== THE INPUT ==

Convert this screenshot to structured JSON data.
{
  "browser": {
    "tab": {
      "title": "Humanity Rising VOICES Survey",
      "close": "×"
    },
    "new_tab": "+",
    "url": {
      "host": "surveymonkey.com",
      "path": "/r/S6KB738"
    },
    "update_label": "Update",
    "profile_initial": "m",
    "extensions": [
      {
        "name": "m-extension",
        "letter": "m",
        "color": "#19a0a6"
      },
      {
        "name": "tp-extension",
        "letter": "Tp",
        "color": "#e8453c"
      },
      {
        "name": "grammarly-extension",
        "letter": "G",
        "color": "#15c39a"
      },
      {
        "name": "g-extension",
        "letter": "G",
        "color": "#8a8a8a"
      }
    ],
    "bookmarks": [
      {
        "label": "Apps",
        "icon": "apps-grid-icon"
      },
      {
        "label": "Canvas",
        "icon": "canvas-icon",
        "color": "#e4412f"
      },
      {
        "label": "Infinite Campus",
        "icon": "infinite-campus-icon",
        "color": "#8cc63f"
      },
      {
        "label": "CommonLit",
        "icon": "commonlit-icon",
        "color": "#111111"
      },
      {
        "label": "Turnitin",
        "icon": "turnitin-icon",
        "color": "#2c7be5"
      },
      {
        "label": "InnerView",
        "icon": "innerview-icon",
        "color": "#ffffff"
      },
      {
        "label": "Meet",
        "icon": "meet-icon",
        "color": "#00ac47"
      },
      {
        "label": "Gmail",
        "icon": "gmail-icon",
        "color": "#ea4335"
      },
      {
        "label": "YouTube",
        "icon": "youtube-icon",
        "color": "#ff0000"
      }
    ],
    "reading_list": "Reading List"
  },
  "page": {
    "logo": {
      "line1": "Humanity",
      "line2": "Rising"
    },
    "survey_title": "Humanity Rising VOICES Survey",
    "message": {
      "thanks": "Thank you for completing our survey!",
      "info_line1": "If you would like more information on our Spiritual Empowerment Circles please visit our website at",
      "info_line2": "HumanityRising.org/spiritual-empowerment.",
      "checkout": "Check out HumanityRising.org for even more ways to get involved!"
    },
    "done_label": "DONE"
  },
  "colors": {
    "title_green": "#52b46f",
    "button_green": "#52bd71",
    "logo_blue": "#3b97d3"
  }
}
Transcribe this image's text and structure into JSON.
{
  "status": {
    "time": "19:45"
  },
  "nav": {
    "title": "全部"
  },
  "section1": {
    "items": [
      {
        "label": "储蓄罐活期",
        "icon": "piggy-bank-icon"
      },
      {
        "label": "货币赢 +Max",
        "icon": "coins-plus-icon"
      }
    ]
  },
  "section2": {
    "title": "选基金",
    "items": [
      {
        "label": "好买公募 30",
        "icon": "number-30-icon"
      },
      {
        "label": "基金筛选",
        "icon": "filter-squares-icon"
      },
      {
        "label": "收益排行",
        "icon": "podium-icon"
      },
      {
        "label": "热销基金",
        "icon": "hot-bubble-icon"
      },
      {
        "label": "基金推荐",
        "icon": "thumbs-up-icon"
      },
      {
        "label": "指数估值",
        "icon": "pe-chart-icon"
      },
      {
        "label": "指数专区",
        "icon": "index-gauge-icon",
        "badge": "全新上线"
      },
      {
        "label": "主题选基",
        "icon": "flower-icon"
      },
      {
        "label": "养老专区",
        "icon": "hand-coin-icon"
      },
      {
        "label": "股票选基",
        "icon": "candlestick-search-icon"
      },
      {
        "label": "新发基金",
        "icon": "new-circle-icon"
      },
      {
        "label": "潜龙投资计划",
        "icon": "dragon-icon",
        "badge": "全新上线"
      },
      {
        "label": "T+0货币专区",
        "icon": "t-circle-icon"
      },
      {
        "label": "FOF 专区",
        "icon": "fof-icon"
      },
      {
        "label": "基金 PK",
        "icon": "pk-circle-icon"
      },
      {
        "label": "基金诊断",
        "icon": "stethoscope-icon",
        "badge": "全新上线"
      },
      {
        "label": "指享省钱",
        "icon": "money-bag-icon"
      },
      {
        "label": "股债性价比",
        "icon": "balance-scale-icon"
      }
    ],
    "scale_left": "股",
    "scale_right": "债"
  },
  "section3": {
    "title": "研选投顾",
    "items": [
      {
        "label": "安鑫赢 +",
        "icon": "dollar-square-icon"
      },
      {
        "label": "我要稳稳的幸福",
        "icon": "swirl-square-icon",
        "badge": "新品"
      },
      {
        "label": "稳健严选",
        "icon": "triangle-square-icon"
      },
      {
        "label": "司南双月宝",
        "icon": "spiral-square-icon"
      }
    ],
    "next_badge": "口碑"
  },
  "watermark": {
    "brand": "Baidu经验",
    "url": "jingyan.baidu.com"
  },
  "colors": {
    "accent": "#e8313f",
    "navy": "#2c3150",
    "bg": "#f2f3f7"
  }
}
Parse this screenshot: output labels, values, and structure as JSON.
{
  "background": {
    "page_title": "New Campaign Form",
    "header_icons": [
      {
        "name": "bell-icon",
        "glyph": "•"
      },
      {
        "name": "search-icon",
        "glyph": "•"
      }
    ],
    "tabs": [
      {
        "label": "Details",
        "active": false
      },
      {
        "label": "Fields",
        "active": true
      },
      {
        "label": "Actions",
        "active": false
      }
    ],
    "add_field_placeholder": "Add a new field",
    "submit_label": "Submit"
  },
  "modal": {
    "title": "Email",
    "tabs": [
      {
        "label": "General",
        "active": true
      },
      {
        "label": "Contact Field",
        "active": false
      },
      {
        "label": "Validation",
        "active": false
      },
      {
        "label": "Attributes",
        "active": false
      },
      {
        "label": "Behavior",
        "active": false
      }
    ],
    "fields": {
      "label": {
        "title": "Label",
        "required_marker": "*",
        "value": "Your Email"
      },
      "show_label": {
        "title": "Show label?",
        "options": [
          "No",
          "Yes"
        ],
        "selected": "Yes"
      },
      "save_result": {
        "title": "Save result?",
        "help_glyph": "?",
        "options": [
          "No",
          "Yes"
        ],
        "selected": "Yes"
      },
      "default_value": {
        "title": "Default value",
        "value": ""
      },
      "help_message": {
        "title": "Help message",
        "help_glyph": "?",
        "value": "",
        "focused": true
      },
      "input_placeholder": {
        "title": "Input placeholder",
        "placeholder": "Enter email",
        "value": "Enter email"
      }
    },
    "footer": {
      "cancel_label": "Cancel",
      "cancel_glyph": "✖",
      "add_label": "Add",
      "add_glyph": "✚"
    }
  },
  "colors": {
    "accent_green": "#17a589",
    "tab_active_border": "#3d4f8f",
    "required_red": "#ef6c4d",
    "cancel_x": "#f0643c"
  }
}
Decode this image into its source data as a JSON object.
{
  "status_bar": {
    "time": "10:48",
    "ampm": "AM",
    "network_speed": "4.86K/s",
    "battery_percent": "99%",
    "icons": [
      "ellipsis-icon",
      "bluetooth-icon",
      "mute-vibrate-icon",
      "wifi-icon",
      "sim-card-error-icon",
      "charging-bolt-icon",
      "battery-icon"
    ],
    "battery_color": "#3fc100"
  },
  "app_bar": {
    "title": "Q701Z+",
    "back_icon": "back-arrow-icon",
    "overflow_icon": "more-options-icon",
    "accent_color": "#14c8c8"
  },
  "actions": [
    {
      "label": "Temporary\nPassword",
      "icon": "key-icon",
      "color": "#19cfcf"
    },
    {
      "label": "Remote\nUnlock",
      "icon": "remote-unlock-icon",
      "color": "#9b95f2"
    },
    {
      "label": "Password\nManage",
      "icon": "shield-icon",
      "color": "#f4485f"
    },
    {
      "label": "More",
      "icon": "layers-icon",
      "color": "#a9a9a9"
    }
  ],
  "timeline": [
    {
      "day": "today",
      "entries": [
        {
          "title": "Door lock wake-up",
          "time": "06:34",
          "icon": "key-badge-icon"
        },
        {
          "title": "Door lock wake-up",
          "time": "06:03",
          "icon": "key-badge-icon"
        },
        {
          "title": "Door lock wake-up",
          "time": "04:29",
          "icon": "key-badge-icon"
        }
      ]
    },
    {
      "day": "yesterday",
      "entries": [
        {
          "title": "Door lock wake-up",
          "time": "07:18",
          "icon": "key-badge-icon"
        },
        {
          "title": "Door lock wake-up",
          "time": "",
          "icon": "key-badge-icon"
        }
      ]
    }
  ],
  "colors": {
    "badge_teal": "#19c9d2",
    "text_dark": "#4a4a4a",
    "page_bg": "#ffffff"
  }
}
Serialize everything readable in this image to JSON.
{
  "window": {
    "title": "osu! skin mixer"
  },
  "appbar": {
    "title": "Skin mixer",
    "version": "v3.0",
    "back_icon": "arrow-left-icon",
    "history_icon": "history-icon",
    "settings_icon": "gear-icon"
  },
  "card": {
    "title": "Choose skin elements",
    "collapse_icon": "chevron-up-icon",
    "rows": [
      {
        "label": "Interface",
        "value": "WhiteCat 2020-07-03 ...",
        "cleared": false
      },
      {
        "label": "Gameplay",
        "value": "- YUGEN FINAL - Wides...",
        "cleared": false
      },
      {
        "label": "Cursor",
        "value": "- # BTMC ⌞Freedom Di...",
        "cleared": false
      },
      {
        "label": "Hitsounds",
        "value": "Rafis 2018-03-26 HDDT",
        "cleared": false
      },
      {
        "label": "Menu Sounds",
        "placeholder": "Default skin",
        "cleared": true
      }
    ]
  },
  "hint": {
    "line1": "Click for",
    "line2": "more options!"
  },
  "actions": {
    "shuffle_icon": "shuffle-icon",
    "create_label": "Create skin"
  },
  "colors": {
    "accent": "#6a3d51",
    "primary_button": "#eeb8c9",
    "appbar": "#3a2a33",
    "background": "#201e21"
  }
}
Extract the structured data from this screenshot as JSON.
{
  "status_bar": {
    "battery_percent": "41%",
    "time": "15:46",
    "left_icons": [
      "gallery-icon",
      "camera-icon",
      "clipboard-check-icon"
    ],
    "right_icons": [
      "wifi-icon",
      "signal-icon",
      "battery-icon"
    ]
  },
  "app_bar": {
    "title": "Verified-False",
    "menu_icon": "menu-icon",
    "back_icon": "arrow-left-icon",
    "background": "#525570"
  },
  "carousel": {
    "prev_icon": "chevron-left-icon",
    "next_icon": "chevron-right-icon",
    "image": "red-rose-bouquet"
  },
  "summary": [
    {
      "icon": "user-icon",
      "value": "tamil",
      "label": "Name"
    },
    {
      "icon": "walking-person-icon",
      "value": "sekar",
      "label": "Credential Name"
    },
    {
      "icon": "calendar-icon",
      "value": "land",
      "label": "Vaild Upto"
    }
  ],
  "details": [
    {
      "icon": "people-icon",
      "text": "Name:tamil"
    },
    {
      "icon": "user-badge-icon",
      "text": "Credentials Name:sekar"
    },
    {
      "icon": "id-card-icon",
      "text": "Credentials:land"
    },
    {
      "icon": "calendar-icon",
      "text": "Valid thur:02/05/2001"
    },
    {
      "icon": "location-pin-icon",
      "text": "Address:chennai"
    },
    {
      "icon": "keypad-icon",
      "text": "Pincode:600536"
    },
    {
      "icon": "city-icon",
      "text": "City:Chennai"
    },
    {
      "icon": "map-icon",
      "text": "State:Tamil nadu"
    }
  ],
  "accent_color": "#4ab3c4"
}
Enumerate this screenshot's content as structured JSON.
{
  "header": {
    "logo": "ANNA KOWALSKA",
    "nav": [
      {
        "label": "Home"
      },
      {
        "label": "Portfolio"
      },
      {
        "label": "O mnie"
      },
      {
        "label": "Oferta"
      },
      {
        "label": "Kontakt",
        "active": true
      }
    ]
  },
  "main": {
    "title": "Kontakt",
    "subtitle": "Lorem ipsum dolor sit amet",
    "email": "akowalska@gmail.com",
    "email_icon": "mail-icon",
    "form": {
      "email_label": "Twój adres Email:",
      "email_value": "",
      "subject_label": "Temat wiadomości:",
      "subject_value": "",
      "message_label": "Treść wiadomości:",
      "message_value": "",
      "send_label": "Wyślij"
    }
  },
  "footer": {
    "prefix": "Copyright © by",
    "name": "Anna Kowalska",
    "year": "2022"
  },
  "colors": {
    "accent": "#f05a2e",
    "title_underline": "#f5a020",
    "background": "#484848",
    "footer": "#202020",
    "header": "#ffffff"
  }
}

===

TASK GOAL |
Output the lines from the line containing "Enumerate this screenshot's" to the end, both included; add nothing.

COMPLETE OUTPUT |
Enumerate this screenshot's content as structured JSON.
{
  "header": {
    "logo": "ANNA KOWALSKA",
    "nav": [
      {
        "label": "Home"
      },
      {
        "label": "Portfolio"
      },
      {
        "label": "O mnie"
      },
      {
        "label": "Oferta"
      },
      {
        "label": "Kontakt",
        "active": true
      }
    ]
  },
  "main": {
    "title": "Kontakt",
    "subtitle": "Lorem ipsum dolor sit amet",
    "email": "akowalska@gmail.com",
    "email_icon": "mail-icon",
    "form": {
      "email_label": "Twój adres Email:",
      "email_value": "",
      "subject_label": "Temat wiadomości:",
      "subject_value": "",
      "message_label": "Treść wiadomości:",
      "message_value": "",
      "send_label": "Wyślij"
    }
  },
  "footer": {
    "prefix": "Copyright © by",
    "name": "Anna Kowalska",
    "year": "2022"
  },
  "colors": {
    "accent": "#f05a2e",
    "title_underline": "#f5a020",
    "background": "#484848",
    "footer": "#202020",
    "header": "#ffffff"
  }
}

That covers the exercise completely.